TASK STATEMENT: Write out everything from "That would be" down to "Trump presidential race." in the piece on election predictions, changing "nice and simple" to "neat and easy".

I think the idea that we have to trust prophets with the prediction of where the next government is coming from is more a sign of how desperate we have become than it is a measure of how closer we have become to God.
It is regrettable that the political players themselves are not any less desperate. Some of the divine consultations reportedly carried out by our politicians do not even rise to the level of nonsense, even from a religious perspective.
Most of us have a vague idea of how organisations like Afrobarometer go about predicting results of upcoming elections. Do they just go out there and ask a large and random collection people on who they intent to vote for, and then rely on the share of the vote each party gets in the sample? Does it necessarily follow that the share of the vote from the sample can then just be multiplied pro-rata to predict the national vote?
That would be nice and simple, and truly that is how most people out there understand election opinion polls. However, there are many wonderful and weird ways this can go terribly wrong, like what happened with election polls in the Hillary Clinton–Donald Trump presidential race.
In the aftermath of that poll, after election poll organisations had emphatically humiliated themselves by getting it all wrong, we began to hear about the “shy Trump supporters;” people not wanting to admit publicly they like Donald Trump, in case they appear stupid and racist, but then going on to vote for him anyway.

ENTRIES:
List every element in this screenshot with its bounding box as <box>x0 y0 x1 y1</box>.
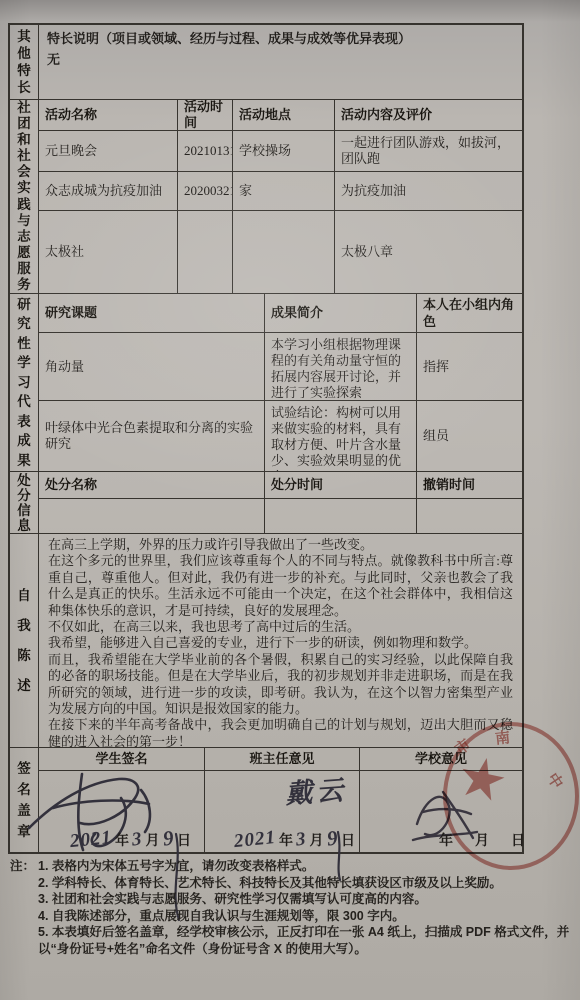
column-header: 活动时间 <box>177 100 232 130</box>
table-cell-empty <box>264 498 416 533</box>
other-specialty-cell: 特长说明（项目或领域、经历与过程、成果与成效等优异表现） 无 <box>39 25 522 99</box>
table-cell: 叶绿体中光合色素提取和分离的实验研究 <box>39 400 264 471</box>
column-header: 活动名称 <box>39 100 177 130</box>
section-label-research: 研究性学习代表成果 <box>10 294 39 471</box>
table-cell: 太极社 <box>39 210 177 293</box>
column-header: 学校意见 <box>359 748 522 770</box>
section-self-statement: 自我陈述 在高三上学期，外界的压力或许引导我做出了一些改变。 在这个多元的世界里… <box>10 533 522 747</box>
statement-paragraph: 在这个多元的世界里，我们应该尊重每个人的不同与特点。就像教科书中所言:尊重自己，… <box>48 553 513 619</box>
student-record-table: 其他特长 特长说明（项目或领域、经历与过程、成果与成效等优异表现） 无 社团和社… <box>8 23 524 854</box>
school-signature-cell <box>359 770 522 852</box>
table-cell: 组员 <box>416 400 522 471</box>
table-cell: 元旦晚会 <box>39 130 177 171</box>
section-activities: 社团和社会实践与志愿服务 活动名称 活动时间 活动地点 活动内容及评价 元旦晚会… <box>10 99 522 293</box>
column-header: 活动地点 <box>232 100 334 130</box>
scanned-form-page: 其他特长 特长说明（项目或领域、经历与过程、成果与成效等优异表现） 无 社团和社… <box>0 0 580 1000</box>
column-header: 处分时间 <box>264 472 416 498</box>
table-cell: 角动量 <box>39 332 264 400</box>
footnote-item: 1. 表格内为宋体五号字为宜，请勿改变表格样式。 <box>38 858 314 875</box>
discipline-table: 处分名称 处分时间 撤销时间 <box>39 472 522 533</box>
statement-paragraph: 不仅如此，在高三以来，我也思考了高中过后的生活。 <box>48 619 513 635</box>
seal-character: 中 <box>543 768 569 792</box>
table-cell: 众志成城为抗疫加油 <box>39 171 177 210</box>
table-cell: 本学习小组根据物理课程的有关角动量守恒的拓展内容展开讨论，并进行了实验探索 <box>264 332 416 400</box>
section-discipline: 处分信息 处分名称 处分时间 撤销时间 <box>10 471 522 533</box>
section-label-activities: 社团和社会实践与志愿服务 <box>10 100 39 293</box>
table-cell: 太极八章 <box>334 210 522 293</box>
column-header: 撤销时间 <box>416 472 522 498</box>
table-cell: 指挥 <box>416 332 522 400</box>
section-label-discipline: 处分信息 <box>10 472 39 533</box>
footnote-item: 3. 社团和社会实践与志愿服务、研究性学习仅需填写认可度高的内容。 <box>38 891 570 908</box>
column-header: 成果简介 <box>264 294 416 332</box>
table-cell: 学校操场 <box>232 130 334 171</box>
student-signature-cell <box>39 770 204 852</box>
table-cell: 一起进行团队游戏，如拔河，团队跑 <box>334 130 522 171</box>
section-signatures: 签名盖章 学生签名 班主任意见 学校意见 <box>10 747 522 852</box>
statement-paragraph: 在接下来的半年高考备战中，我会更加明确自己的计划与规划，迈出大胆而又稳健的进入社… <box>48 717 513 750</box>
section-label-self-statement: 自我陈述 <box>10 534 39 747</box>
table-cell: 家 <box>232 171 334 210</box>
table-cell: 20200321 <box>177 171 232 210</box>
other-specialty-caption: 特长说明（项目或领域、经历与过程、成果与成效等优异表现） <box>47 30 514 47</box>
statement-paragraph: 而且，我希望能在大学毕业前的各个暑假，积累自己的实习经验，以此保障自我的必备的职… <box>48 652 513 718</box>
footnote-prefix: 注： <box>10 858 38 875</box>
table-cell: 试验结论：构树可以用来做实验的材料，具有取材方便、叶片含水量少、实验效果明显的优… <box>264 400 416 471</box>
section-research: 研究性学习代表成果 研究课题 成果简介 本人在小组内角色 角动量 本学习小组根据… <box>10 293 522 471</box>
signatures-table: 学生签名 班主任意见 学校意见 <box>39 748 522 852</box>
footnote-item: 5. 本表填好后签名盖章，经学校审核公示，正反打印在一张 A4 纸上，扫描成 P… <box>38 924 570 957</box>
table-cell: 为抗疫加油 <box>334 171 522 210</box>
table-cell <box>232 210 334 293</box>
table-cell-empty <box>39 498 264 533</box>
footnote-item: 2. 学科特长、体育特长、艺术特长、科技特长及其他特长填获设区市级及以上奖励。 <box>38 875 570 892</box>
self-statement-text: 在高三上学期，外界的压力或许引导我做出了一些改变。 在这个多元的世界里，我们应该… <box>39 534 522 747</box>
table-cell-empty <box>416 498 522 533</box>
column-header: 研究课题 <box>39 294 264 332</box>
section-label-signatures: 签名盖章 <box>10 748 39 852</box>
section-label-other-specialty: 其他特长 <box>10 25 39 99</box>
section-other-specialty: 其他特长 特长说明（项目或领域、经历与过程、成果与成效等优异表现） 无 <box>10 25 522 99</box>
column-header: 本人在小组内角色 <box>416 294 522 332</box>
footnotes: 注： 1. 表格内为宋体五号字为宜，请勿改变表格样式。 2. 学科特长、体育特长… <box>10 858 570 958</box>
column-header: 学生签名 <box>39 748 204 770</box>
column-header: 处分名称 <box>39 472 264 498</box>
research-table: 研究课题 成果简介 本人在小组内角色 角动量 本学习小组根据物理课程的有关角动量… <box>39 294 522 471</box>
table-cell: 20210131 <box>177 130 232 171</box>
statement-paragraph: 我希望，能够进入自己喜爱的专业，进行下一步的研读，例如物理和数学。 <box>48 635 513 651</box>
table-cell <box>177 210 232 293</box>
statement-paragraph: 在高三上学期，外界的压力或许引导我做出了一些改变。 <box>48 537 513 553</box>
footnote-line: 注： 1. 表格内为宋体五号字为宜，请勿改变表格样式。 <box>10 858 570 875</box>
footnote-item: 4. 自我陈述部分，重点展现自我认识与生涯规划等，限 300 字内。 <box>38 908 570 925</box>
teacher-signature-cell <box>204 770 359 852</box>
column-header: 活动内容及评价 <box>334 100 522 130</box>
column-header: 班主任意见 <box>204 748 359 770</box>
other-specialty-value: 无 <box>47 51 514 68</box>
activities-table: 活动名称 活动时间 活动地点 活动内容及评价 元旦晚会 20210131 学校操… <box>39 100 522 293</box>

ANSWER TO THIS PROBLEM:
That would be neat and easy, and truly that is how most people out there understand election opinion polls. However, there are many wonderful and weird ways this can go terribly wrong, like what happened with election polls in the Hillary Clinton–Donald Trump presidential race.